• TASK DETAILS: From the material below, list every line containing "USBC".

== INFORMATION SHOWN

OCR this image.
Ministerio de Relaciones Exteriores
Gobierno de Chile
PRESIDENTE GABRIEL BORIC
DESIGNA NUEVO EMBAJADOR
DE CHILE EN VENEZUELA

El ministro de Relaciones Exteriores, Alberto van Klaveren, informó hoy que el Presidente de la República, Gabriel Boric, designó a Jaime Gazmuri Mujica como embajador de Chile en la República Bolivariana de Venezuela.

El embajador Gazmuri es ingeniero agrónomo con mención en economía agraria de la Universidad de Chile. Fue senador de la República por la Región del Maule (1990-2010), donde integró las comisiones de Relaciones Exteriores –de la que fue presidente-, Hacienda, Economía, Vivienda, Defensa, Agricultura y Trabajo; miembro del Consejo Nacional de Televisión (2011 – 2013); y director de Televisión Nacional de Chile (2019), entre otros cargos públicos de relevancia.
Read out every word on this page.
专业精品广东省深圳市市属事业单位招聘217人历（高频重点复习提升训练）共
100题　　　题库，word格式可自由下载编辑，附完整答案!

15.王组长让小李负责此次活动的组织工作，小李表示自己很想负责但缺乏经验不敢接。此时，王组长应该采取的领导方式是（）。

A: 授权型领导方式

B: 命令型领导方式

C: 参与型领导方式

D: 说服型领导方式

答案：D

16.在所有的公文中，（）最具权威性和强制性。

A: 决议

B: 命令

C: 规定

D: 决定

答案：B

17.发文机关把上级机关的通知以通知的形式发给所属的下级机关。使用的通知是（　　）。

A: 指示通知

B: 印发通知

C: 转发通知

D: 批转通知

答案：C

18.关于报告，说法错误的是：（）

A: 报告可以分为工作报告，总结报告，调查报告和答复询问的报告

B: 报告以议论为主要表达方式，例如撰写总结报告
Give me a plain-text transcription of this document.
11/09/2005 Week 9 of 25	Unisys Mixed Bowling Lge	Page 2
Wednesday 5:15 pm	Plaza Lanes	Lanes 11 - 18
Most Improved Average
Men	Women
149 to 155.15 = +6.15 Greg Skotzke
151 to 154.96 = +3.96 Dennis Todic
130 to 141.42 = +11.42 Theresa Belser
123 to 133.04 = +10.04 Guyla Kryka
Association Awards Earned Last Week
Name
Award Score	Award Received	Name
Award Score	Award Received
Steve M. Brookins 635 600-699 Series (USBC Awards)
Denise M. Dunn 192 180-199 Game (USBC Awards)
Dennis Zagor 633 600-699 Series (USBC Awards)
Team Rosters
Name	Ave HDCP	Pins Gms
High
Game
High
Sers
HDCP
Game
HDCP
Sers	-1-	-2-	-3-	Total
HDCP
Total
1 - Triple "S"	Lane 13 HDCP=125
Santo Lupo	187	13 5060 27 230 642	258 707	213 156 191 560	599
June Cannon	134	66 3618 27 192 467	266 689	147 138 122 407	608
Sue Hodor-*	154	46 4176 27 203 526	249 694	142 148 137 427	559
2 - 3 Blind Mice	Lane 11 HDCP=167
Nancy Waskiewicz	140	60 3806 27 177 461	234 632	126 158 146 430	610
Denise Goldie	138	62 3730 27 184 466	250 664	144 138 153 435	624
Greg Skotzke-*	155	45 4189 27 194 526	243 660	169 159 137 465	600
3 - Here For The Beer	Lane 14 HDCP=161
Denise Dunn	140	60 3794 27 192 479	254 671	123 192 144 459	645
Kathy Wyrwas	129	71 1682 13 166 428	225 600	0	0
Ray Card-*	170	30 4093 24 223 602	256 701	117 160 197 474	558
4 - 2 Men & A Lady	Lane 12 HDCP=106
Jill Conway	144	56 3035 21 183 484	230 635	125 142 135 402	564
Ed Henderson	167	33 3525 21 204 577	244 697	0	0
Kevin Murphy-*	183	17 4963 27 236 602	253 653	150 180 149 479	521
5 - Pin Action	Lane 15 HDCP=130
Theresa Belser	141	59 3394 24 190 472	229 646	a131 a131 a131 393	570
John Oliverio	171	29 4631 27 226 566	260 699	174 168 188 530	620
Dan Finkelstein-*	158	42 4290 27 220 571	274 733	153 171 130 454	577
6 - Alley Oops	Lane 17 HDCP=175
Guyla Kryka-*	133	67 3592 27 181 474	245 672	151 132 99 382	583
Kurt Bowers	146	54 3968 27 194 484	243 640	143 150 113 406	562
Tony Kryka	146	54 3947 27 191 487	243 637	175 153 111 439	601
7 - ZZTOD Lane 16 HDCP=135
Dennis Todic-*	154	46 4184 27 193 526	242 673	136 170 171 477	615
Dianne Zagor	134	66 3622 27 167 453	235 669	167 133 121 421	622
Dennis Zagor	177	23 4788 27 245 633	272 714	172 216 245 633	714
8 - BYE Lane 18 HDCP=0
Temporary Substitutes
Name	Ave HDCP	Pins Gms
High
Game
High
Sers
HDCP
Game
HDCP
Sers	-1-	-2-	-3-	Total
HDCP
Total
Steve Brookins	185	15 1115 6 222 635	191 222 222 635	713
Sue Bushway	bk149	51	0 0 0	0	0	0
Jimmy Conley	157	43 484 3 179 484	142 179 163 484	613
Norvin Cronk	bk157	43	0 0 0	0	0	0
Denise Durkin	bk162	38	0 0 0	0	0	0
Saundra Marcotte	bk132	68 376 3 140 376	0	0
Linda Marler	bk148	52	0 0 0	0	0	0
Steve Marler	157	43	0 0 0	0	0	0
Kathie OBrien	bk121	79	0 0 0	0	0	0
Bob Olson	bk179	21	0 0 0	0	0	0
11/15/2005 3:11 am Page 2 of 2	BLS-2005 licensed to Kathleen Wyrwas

====

• CORRECT OUTPUT:
Steve M. Brookins 635 600-699 Series (USBC Awards)
Denise M. Dunn 192 180-199 Game (USBC Awards)
Dennis Zagor 633 600-699 Series (USBC Awards)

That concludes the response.